- **Problem**
Give every line again exactly as it appears, please, but not the pictures.

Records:
%%
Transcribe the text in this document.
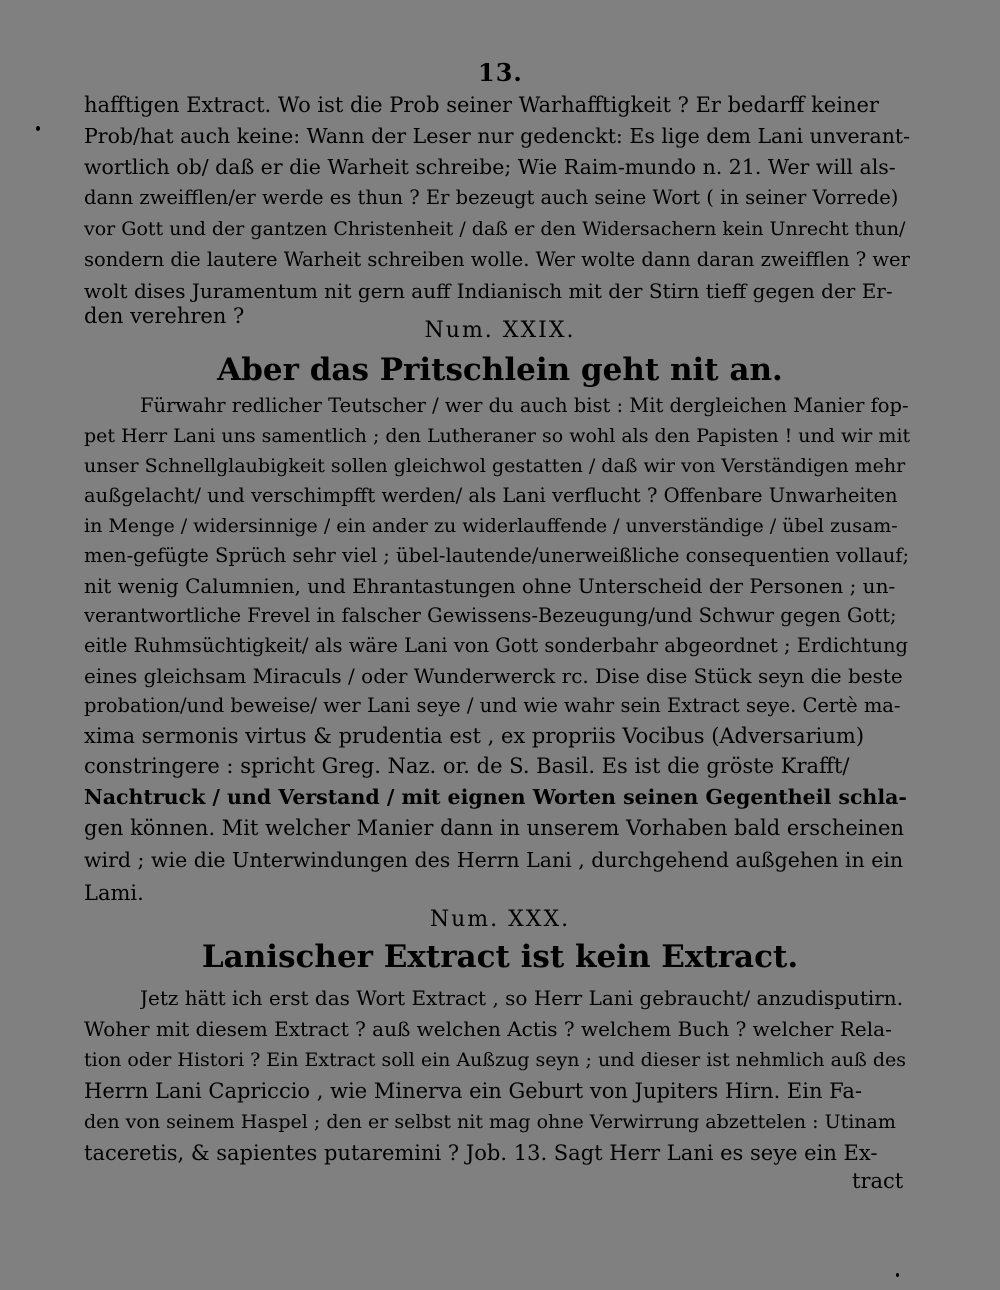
13.
hafftigen Extract. Wo ist die Prob seiner Warhafftigkeit ? Er bedarff keiner
Prob/hat auch keine: Wann der Leser nur gedenckt: Es lige dem Lani unverant-
wortlich ob/ daß er die Warheit schreibe; Wie Raim-mundo n. 21. Wer will als-
dann zweifflen/er werde es thun ? Er bezeugt auch seine Wort ( in seiner Vorrede)
vor Gott und der gantzen Christenheit / daß er den Widersachern kein Unrecht thun/
sondern die lautere Warheit schreiben wolle. Wer wolte dann daran zweifflen ? wer
wolt dises Juramentum nit gern auff Indianisch mit der Stirn tieff gegen der Er-
den verehren ?
Num. XXIX.
Aber das Pritschlein geht nit an.
Fürwahr redlicher Teutscher / wer du auch bist : Mit dergleichen Manier fop-
pet Herr Lani uns samentlich ; den Lutheraner so wohl als den Papisten ! und wir mit
unser Schnellglaubigkeit sollen gleichwol gestatten / daß wir von Verständigen mehr
außgelacht/ und verschimpfft werden/ als Lani verflucht ? Offenbare Unwarheiten
in Menge / widersinnige / ein ander zu widerlauffende / unverständige / übel zusam-
men-gefügte Sprüch sehr viel ; übel-lautende/unerweißliche consequentien vollauf;
nit wenig Calumnien, und Ehrantastungen ohne Unterscheid der Personen ; un-
verantwortliche Frevel in falscher Gewissens-Bezeugung/und Schwur gegen Gott;
eitle Ruhmsüchtigkeit/ als wäre Lani von Gott sonderbahr abgeordnet ; Erdichtung
eines gleichsam Miraculs / oder Wunderwerck rc. Dise dise Stück seyn die beste
probation/und beweise/ wer Lani seye / und wie wahr sein Extract seye. Certè ma-
xima sermonis virtus & prudentia est , ex propriis Vocibus (Adversarium)
constringere : spricht Greg. Naz. or. de S. Basil. Es ist die gröste Krafft/
Nachtruck / und Verstand / mit eignen Worten seinen Gegentheil schla-
gen können. Mit welcher Manier dann in unserem Vorhaben bald erscheinen
wird ; wie die Unterwindungen des Herrn Lani , durchgehend außgehen in ein
Lami.
Num. XXX.
Lanischer Extract ist kein Extract.
Jetz hätt ich erst das Wort Extract , so Herr Lani gebraucht/ anzudisputirn.
Woher mit diesem Extract ? auß welchen Actis ? welchem Buch ? welcher Rela-
tion oder Histori ? Ein Extract soll ein Außzug seyn ; und dieser ist nehmlich auß des
Herrn Lani Capriccio , wie Minerva ein Geburt von Jupiters Hirn. Ein Fa-
den von seinem Haspel ; den er selbst nit mag ohne Verwirrung abzettelen : Utinam
taceretis, & sapientes putaremini ? Job. 13. Sagt Herr Lani es seye ein Ex-
tract
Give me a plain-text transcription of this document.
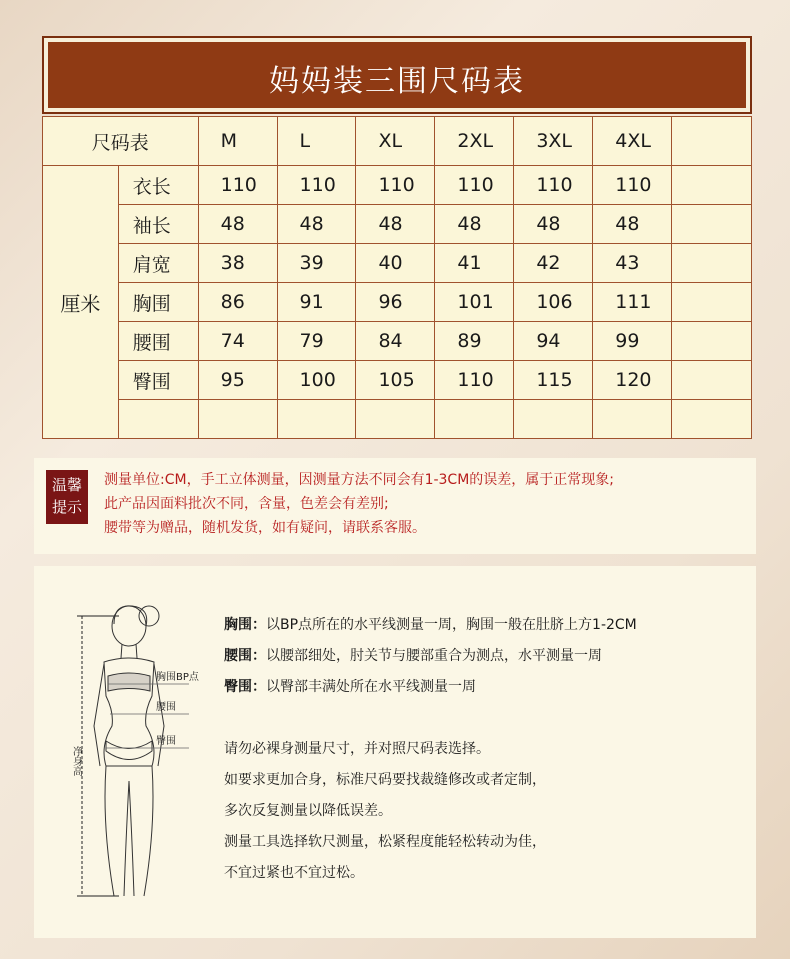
妈妈装三围尺码表
尺码表		M	L	XL	2XL	3XL	4XL	
厘米	衣长	110	110	110	110	110	110	
	袖长	48	48	48	48	48	48	
	肩宽	38	39	40	41	42	43	
	胸围	86	91	96	101	106	111	
	腰围	74	79	84	89	94	99	
	臀围	95	100	105	110	115	120	

温馨
提示
测量单位:CM，手工立体测量，因测量方法不同会有1-3CM的误差，属于正常现象;
此产品因面料批次不同，含量，色差会有差别;
腰带等为赠品，随机发货，如有疑问，请联系客服。
净身高
胸围BP点
腰围
臀围
胸围：以BP点所在的水平线测量一周，胸围一般在肚脐上方1-2CM
腰围：以腰部细处，肘关节与腰部重合为测点，水平测量一周
臀围：以臀部丰满处所在水平线测量一周
请勿必裸身测量尺寸，并对照尺码表选择。
如要求更加合身，标准尺码要找裁缝修改或者定制，
多次反复测量以降低误差。
测量工具选择软尺测量，松紧程度能轻松转动为佳，
不宜过紧也不宜过松。
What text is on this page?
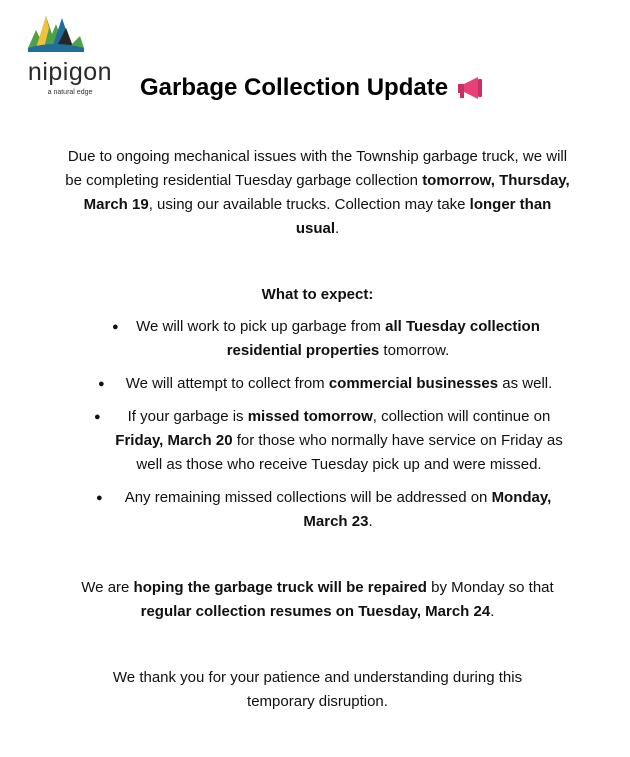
nipigon
a natural edge	Garbage Collection Update
Due to ongoing mechanical issues with the Township garbage truck, we will be completing residential Tuesday garbage collection tomorrow, Thursday, March 19, using our available trucks. Collection may take longer than usual.
What to expect:
● We will work to pick up garbage from all Tuesday collection residential properties tomorrow.
● We will attempt to collect from commercial businesses as well.
● If your garbage is missed tomorrow, collection will continue on Friday, March 20 for those who normally have service on Friday as well as those who receive Tuesday pick up and were missed.
● Any remaining missed collections will be addressed on Monday, March 23.
We are hoping the garbage truck will be repaired by Monday so that regular collection resumes on Tuesday, March 24.
We thank you for your patience and understanding during this temporary disruption.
%%
- **Task answer**
Transcribe the text in this document.
13.
hafftigen Extract. Wo ist die Prob seiner Warhafftigkeit ? Er bedarff keiner
Prob/hat auch keine: Wann der Leser nur gedenckt: Es lige dem Lani unverant-
wortlich ob/ daß er die Warheit schreibe; Wie Raim-mundo n. 21. Wer will als-
dann zweifflen/er werde es thun ? Er bezeugt auch seine Wort ( in seiner Vorrede)
vor Gott und der gantzen Christenheit / daß er den Widersachern kein Unrecht thun/
sondern die lautere Warheit schreiben wolle. Wer wolte dann daran zweifflen ? wer
wolt dises Juramentum nit gern auff Indianisch mit der Stirn tieff gegen der Er-
den verehren ?
Num. XXIX.
Aber das Pritschlein geht nit an.
Fürwahr redlicher Teutscher / wer du auch bist : Mit dergleichen Manier fop-
pet Herr Lani uns samentlich ; den Lutheraner so wohl als den Papisten ! und wir mit
unser Schnellglaubigkeit sollen gleichwol gestatten / daß wir von Verständigen mehr
außgelacht/ und verschimpfft werden/ als Lani verflucht ? Offenbare Unwarheiten
in Menge / widersinnige / ein ander zu widerlauffende / unverständige / übel zusam-
men-gefügte Sprüch sehr viel ; übel-lautende/unerweißliche consequentien vollauf;
nit wenig Calumnien, und Ehrantastungen ohne Unterscheid der Personen ; un-
verantwortliche Frevel in falscher Gewissens-Bezeugung/und Schwur gegen Gott;
eitle Ruhmsüchtigkeit/ als wäre Lani von Gott sonderbahr abgeordnet ; Erdichtung
eines gleichsam Miraculs / oder Wunderwerck rc. Dise dise Stück seyn die beste
probation/und beweise/ wer Lani seye / und wie wahr sein Extract seye. Certè ma-
xima sermonis virtus & prudentia est , ex propriis Vocibus (Adversarium)
constringere : spricht Greg. Naz. or. de S. Basil. Es ist die gröste Krafft/
Nachtruck / und Verstand / mit eignen Worten seinen Gegentheil schla-
gen können. Mit welcher Manier dann in unserem Vorhaben bald erscheinen
wird ; wie die Unterwindungen des Herrn Lani , durchgehend außgehen in ein
Lami.
Num. XXX.
Lanischer Extract ist kein Extract.
Jetz hätt ich erst das Wort Extract , so Herr Lani gebraucht/ anzudisputirn.
Woher mit diesem Extract ? auß welchen Actis ? welchem Buch ? welcher Rela-
tion oder Histori ? Ein Extract soll ein Außzug seyn ; und dieser ist nehmlich auß des
Herrn Lani Capriccio , wie Minerva ein Geburt von Jupiters Hirn. Ein Fa-
den von seinem Haspel ; den er selbst nit mag ohne Verwirrung abzettelen : Utinam
taceretis, & sapientes putaremini ? Job. 13. Sagt Herr Lani es seye ein Ex-
tract
Give me a plain-text transcription of this document.
妈妈装三围尺码表
尺码表		M	L	XL	2XL	3XL	4XL	
厘米	衣长	110	110	110	110	110	110	
	袖长	48	48	48	48	48	48	
	肩宽	38	39	40	41	42	43	
	胸围	86	91	96	101	106	111	
	腰围	74	79	84	89	94	99	
	臀围	95	100	105	110	115	120	

温馨
提示
测量单位:CM，手工立体测量，因测量方法不同会有1-3CM的误差，属于正常现象;
此产品因面料批次不同，含量，色差会有差别;
腰带等为赠品，随机发货，如有疑问，请联系客服。
净身高
胸围BP点
腰围
臀围
胸围：以BP点所在的水平线测量一周，胸围一般在肚脐上方1-2CM
腰围：以腰部细处，肘关节与腰部重合为测点，水平测量一周
臀围：以臀部丰满处所在水平线测量一周
请勿必裸身测量尺寸，并对照尺码表选择。
如要求更加合身，标准尺码要找裁缝修改或者定制，
多次反复测量以降低误差。
测量工具选择软尺测量，松紧程度能轻松转动为佳，
不宜过紧也不宜过松。
What text is on this page?
nipigon
a natural edge	Garbage Collection Update
Due to ongoing mechanical issues with the Township garbage truck, we will be completing residential Tuesday garbage collection tomorrow, Thursday, March 19, using our available trucks. Collection may take longer than usual.
What to expect:
● We will work to pick up garbage from all Tuesday collection residential properties tomorrow.
● We will attempt to collect from commercial businesses as well.
● If your garbage is missed tomorrow, collection will continue on Friday, March 20 for those who normally have service on Friday as well as those who receive Tuesday pick up and were missed.
● Any remaining missed collections will be addressed on Monday, March 23.
We are hoping the garbage truck will be repaired by Monday so that regular collection resumes on Tuesday, March 24.
We thank you for your patience and understanding during this temporary disruption.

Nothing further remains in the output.